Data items
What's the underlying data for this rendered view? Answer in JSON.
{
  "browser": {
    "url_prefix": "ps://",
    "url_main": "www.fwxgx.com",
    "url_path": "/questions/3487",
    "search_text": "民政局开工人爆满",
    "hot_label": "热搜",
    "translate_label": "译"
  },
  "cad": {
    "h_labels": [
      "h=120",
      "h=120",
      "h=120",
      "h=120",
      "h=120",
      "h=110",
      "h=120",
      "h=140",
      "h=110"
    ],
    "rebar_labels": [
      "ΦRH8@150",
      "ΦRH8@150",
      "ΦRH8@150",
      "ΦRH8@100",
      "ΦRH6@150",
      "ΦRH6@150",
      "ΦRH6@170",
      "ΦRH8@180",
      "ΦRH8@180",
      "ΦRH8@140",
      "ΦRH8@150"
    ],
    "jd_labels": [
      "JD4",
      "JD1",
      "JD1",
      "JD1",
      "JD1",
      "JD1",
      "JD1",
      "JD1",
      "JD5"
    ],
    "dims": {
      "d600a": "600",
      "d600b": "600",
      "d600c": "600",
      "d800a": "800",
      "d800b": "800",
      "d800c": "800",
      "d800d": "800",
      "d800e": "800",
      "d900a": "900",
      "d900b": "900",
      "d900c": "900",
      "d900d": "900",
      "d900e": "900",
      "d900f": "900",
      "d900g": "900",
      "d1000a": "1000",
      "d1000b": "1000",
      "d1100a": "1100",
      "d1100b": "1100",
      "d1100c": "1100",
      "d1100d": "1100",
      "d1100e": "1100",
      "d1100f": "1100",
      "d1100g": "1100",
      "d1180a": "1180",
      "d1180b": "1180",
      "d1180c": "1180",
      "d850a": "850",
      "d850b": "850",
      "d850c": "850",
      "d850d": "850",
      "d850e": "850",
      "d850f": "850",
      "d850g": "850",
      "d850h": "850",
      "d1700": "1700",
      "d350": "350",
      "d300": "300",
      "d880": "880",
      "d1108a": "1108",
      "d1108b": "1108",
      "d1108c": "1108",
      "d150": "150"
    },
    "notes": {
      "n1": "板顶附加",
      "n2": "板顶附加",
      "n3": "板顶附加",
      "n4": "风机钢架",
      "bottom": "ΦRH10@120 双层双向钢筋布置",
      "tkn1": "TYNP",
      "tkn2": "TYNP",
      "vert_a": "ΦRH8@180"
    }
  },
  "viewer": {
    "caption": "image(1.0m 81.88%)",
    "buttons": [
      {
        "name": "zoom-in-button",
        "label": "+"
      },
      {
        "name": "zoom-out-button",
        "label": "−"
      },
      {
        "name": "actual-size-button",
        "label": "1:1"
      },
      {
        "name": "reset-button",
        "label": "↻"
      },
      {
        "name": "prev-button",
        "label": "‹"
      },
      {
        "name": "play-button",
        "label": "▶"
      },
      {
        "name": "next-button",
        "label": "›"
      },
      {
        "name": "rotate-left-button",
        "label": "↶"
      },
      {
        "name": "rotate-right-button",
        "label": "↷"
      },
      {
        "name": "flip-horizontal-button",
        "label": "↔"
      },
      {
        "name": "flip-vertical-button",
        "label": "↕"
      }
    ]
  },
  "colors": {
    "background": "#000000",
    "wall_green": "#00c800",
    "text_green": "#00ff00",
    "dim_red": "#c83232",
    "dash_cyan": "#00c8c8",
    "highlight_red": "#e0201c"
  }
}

▸ Direction
Write out every entry exactly as given.

▸ Reply to the exercise
What's the underlying data for this rendered view? Answer in JSON.
{
  "browser": {
    "url_prefix": "ps://",
    "url_main": "www.fwxgx.com",
    "url_path": "/questions/3487",
    "search_text": "民政局开工人爆满",
    "hot_label": "热搜",
    "translate_label": "译"
  },
  "cad": {
    "h_labels": [
      "h=120",
      "h=120",
      "h=120",
      "h=120",
      "h=120",
      "h=110",
      "h=120",
      "h=140",
      "h=110"
    ],
    "rebar_labels": [
      "ΦRH8@150",
      "ΦRH8@150",
      "ΦRH8@150",
      "ΦRH8@100",
      "ΦRH6@150",
      "ΦRH6@150",
      "ΦRH6@170",
      "ΦRH8@180",
      "ΦRH8@180",
      "ΦRH8@140",
      "ΦRH8@150"
    ],
    "jd_labels": [
      "JD4",
      "JD1",
      "JD1",
      "JD1",
      "JD1",
      "JD1",
      "JD1",
      "JD1",
      "JD5"
    ],
    "dims": {
      "d600a": "600",
      "d600b": "600",
      "d600c": "600",
      "d800a": "800",
      "d800b": "800",
      "d800c": "800",
      "d800d": "800",
      "d800e": "800",
      "d900a": "900",
      "d900b": "900",
      "d900c": "900",
      "d900d": "900",
      "d900e": "900",
      "d900f": "900",
      "d900g": "900",
      "d1000a": "1000",
      "d1000b": "1000",
      "d1100a": "1100",
      "d1100b": "1100",
      "d1100c": "1100",
      "d1100d": "1100",
      "d1100e": "1100",
      "d1100f": "1100",
      "d1100g": "1100",
      "d1180a": "1180",
      "d1180b": "1180",
      "d1180c": "1180",
      "d850a": "850",
      "d850b": "850",
      "d850c": "850",
      "d850d": "850",
      "d850e": "850",
      "d850f": "850",
      "d850g": "850",
      "d850h": "850",
      "d1700": "1700",
      "d350": "350",
      "d300": "300",
      "d880": "880",
      "d1108a": "1108",
      "d1108b": "1108",
      "d1108c": "1108",
      "d150": "150"
    },
    "notes": {
      "n1": "板顶附加",
      "n2": "板顶附加",
      "n3": "板顶附加",
      "n4": "风机钢架",
      "bottom": "ΦRH10@120 双层双向钢筋布置",
      "tkn1": "TYNP",
      "tkn2": "TYNP",
      "vert_a": "ΦRH8@180"
    }
  },
  "viewer": {
    "caption": "image(1.0m 81.88%)",
    "buttons": [
      {
        "name": "zoom-in-button",
        "label": "+"
      },
      {
        "name": "zoom-out-button",
        "label": "−"
      },
      {
        "name": "actual-size-button",
        "label": "1:1"
      },
      {
        "name": "reset-button",
        "label": "↻"
      },
      {
        "name": "prev-button",
        "label": "‹"
      },
      {
        "name": "play-button",
        "label": "▶"
      },
      {
        "name": "next-button",
        "label": "›"
      },
      {
        "name": "rotate-left-button",
        "label": "↶"
      },
      {
        "name": "rotate-right-button",
        "label": "↷"
      },
      {
        "name": "flip-horizontal-button",
        "label": "↔"
      },
      {
        "name": "flip-vertical-button",
        "label": "↕"
      }
    ]
  },
  "colors": {
    "background": "#000000",
    "wall_green": "#00c800",
    "text_green": "#00ff00",
    "dim_red": "#c83232",
    "dash_cyan": "#00c8c8",
    "highlight_red": "#e0201c"
  }
}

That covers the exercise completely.